= What is needed =
Transcribe all of the material exactly, except for its pictures.

─── Listed entries ───

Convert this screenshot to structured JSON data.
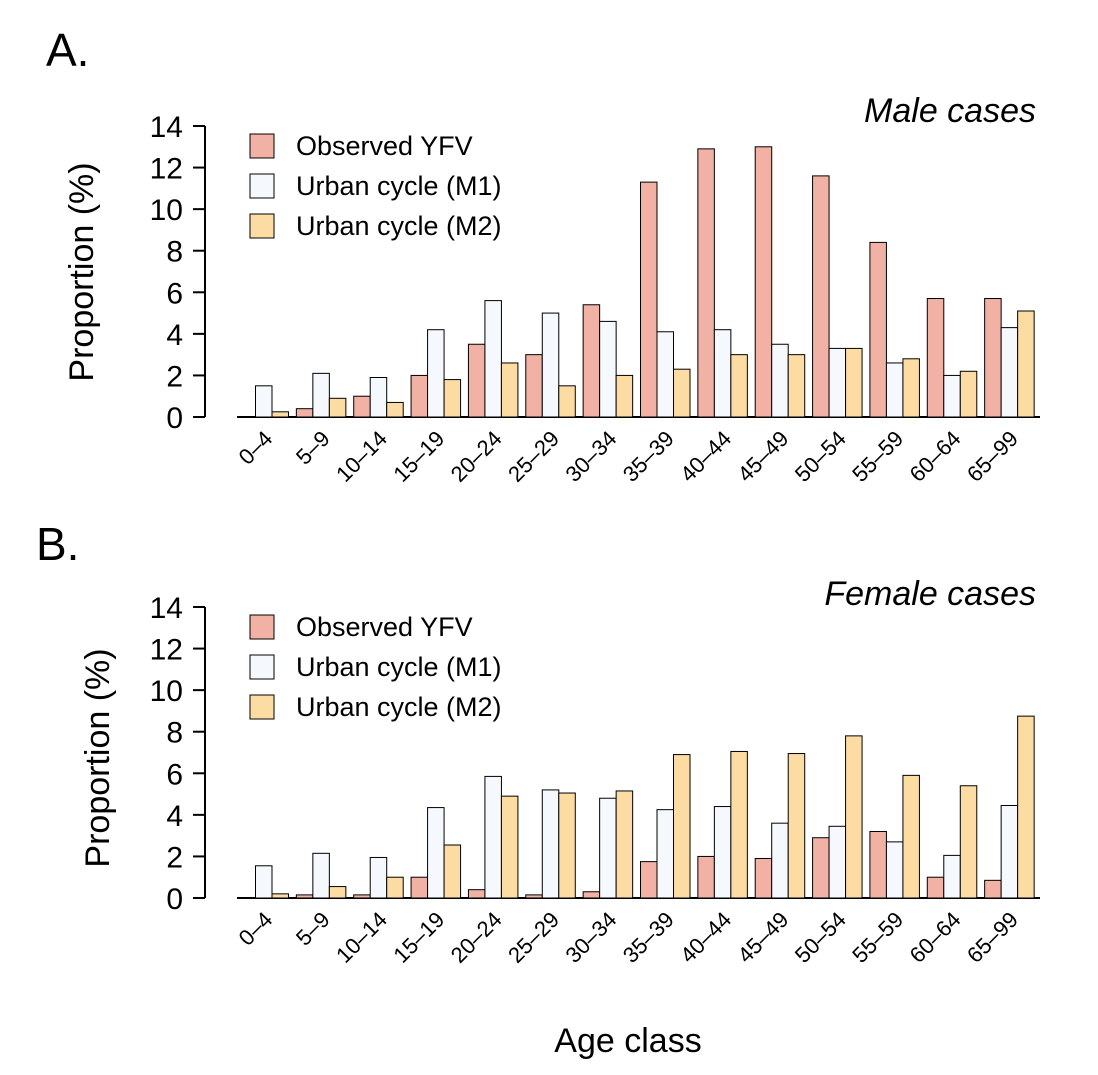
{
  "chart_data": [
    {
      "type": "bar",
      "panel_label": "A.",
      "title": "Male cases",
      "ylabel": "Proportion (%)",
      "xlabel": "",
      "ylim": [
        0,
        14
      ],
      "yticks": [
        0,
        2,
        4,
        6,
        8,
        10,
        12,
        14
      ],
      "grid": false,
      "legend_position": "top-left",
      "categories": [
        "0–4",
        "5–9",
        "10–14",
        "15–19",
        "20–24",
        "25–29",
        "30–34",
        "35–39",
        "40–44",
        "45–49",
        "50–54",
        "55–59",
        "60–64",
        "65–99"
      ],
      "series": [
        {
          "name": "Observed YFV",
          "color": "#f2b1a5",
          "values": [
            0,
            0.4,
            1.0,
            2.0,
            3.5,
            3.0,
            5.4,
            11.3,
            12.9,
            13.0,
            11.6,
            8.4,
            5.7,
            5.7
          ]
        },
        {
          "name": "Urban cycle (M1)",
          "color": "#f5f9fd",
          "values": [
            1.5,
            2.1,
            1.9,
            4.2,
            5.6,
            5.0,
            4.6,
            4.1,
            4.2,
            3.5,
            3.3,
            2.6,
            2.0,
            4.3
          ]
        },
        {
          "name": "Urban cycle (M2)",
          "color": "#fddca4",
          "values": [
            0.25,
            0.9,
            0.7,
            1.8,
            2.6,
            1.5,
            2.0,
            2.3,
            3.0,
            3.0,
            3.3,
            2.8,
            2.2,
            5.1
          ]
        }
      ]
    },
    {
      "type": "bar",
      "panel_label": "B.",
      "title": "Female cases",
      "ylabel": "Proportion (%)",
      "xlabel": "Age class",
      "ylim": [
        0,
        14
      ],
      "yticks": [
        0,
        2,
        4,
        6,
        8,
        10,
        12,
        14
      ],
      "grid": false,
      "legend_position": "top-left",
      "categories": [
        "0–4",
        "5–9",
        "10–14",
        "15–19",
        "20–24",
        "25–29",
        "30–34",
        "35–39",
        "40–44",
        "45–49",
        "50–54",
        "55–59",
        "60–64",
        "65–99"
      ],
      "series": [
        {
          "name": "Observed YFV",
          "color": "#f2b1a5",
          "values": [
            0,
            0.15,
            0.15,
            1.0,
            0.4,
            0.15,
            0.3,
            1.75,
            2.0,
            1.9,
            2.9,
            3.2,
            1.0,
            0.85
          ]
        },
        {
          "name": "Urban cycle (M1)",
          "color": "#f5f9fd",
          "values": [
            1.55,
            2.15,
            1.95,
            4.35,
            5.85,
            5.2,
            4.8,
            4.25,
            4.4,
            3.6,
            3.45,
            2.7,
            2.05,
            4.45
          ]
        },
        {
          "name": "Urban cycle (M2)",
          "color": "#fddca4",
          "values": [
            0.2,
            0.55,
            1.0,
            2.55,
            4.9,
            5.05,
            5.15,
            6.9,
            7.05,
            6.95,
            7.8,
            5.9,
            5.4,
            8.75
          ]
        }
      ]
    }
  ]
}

───

= Exercise response =
Convert this screenshot to structured JSON data.
{
  "chart_data": [
    {
      "type": "bar",
      "panel_label": "A.",
      "title": "Male cases",
      "ylabel": "Proportion (%)",
      "xlabel": "",
      "ylim": [
        0,
        14
      ],
      "yticks": [
        0,
        2,
        4,
        6,
        8,
        10,
        12,
        14
      ],
      "grid": false,
      "legend_position": "top-left",
      "categories": [
        "0–4",
        "5–9",
        "10–14",
        "15–19",
        "20–24",
        "25–29",
        "30–34",
        "35–39",
        "40–44",
        "45–49",
        "50–54",
        "55–59",
        "60–64",
        "65–99"
      ],
      "series": [
        {
          "name": "Observed YFV",
          "color": "#f2b1a5",
          "values": [
            0,
            0.4,
            1.0,
            2.0,
            3.5,
            3.0,
            5.4,
            11.3,
            12.9,
            13.0,
            11.6,
            8.4,
            5.7,
            5.7
          ]
        },
        {
          "name": "Urban cycle (M1)",
          "color": "#f5f9fd",
          "values": [
            1.5,
            2.1,
            1.9,
            4.2,
            5.6,
            5.0,
            4.6,
            4.1,
            4.2,
            3.5,
            3.3,
            2.6,
            2.0,
            4.3
          ]
        },
        {
          "name": "Urban cycle (M2)",
          "color": "#fddca4",
          "values": [
            0.25,
            0.9,
            0.7,
            1.8,
            2.6,
            1.5,
            2.0,
            2.3,
            3.0,
            3.0,
            3.3,
            2.8,
            2.2,
            5.1
          ]
        }
      ]
    },
    {
      "type": "bar",
      "panel_label": "B.",
      "title": "Female cases",
      "ylabel": "Proportion (%)",
      "xlabel": "Age class",
      "ylim": [
        0,
        14
      ],
      "yticks": [
        0,
        2,
        4,
        6,
        8,
        10,
        12,
        14
      ],
      "grid": false,
      "legend_position": "top-left",
      "categories": [
        "0–4",
        "5–9",
        "10–14",
        "15–19",
        "20–24",
        "25–29",
        "30–34",
        "35–39",
        "40–44",
        "45–49",
        "50–54",
        "55–59",
        "60–64",
        "65–99"
      ],
      "series": [
        {
          "name": "Observed YFV",
          "color": "#f2b1a5",
          "values": [
            0,
            0.15,
            0.15,
            1.0,
            0.4,
            0.15,
            0.3,
            1.75,
            2.0,
            1.9,
            2.9,
            3.2,
            1.0,
            0.85
          ]
        },
        {
          "name": "Urban cycle (M1)",
          "color": "#f5f9fd",
          "values": [
            1.55,
            2.15,
            1.95,
            4.35,
            5.85,
            5.2,
            4.8,
            4.25,
            4.4,
            3.6,
            3.45,
            2.7,
            2.05,
            4.45
          ]
        },
        {
          "name": "Urban cycle (M2)",
          "color": "#fddca4",
          "values": [
            0.2,
            0.55,
            1.0,
            2.55,
            4.9,
            5.05,
            5.15,
            6.9,
            7.05,
            6.95,
            7.8,
            5.9,
            5.4,
            8.75
          ]
        }
      ]
    }
  ]
}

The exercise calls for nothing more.